Problem description = List each line of the data that holds the string "value".
'''
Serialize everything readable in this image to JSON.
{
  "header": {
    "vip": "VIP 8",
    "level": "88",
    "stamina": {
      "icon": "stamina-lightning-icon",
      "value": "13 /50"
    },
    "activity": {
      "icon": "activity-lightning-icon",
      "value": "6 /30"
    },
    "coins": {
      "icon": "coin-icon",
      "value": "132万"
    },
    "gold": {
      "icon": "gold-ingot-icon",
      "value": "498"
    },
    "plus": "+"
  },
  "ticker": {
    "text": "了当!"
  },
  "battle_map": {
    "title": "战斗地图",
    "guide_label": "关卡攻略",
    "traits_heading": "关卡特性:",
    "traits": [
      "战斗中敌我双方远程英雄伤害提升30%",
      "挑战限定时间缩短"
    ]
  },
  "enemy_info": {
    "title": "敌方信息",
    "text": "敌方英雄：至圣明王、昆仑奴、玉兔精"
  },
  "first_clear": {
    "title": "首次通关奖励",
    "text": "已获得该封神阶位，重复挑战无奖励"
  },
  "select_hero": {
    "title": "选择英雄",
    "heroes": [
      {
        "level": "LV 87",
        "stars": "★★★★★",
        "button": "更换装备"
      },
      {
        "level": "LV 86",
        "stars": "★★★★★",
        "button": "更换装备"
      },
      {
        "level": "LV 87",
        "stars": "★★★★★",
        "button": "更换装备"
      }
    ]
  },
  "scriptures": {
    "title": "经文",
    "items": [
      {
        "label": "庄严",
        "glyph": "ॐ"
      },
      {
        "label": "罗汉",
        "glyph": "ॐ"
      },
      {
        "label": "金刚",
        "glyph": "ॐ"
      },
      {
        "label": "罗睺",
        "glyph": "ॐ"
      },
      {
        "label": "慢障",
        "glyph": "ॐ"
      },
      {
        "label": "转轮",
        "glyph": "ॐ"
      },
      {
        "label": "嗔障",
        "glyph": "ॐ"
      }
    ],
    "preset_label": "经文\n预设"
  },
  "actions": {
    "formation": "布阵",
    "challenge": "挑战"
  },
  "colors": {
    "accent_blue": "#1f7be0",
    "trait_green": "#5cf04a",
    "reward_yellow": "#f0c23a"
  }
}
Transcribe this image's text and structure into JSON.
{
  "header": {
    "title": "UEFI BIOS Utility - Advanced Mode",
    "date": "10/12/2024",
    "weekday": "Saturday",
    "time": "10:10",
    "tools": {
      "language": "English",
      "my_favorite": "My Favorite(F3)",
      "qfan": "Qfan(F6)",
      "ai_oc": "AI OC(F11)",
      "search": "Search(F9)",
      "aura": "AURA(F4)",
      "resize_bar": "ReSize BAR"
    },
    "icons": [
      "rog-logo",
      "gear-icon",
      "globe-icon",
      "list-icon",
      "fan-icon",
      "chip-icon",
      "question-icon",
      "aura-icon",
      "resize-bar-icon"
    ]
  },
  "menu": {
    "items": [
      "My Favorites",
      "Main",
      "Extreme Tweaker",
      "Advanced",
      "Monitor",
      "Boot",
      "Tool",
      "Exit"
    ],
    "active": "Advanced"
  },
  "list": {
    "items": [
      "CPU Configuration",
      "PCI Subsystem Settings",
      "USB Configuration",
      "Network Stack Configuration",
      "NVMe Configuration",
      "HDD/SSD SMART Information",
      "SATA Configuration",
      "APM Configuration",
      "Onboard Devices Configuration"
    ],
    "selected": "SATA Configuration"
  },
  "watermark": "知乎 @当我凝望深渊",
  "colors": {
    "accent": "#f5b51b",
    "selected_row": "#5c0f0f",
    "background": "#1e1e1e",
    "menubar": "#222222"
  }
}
'''
Output of the exercise =
      "value": "13 /50"
      "value": "6 /30"
      "value": "132万"
      "value": "498"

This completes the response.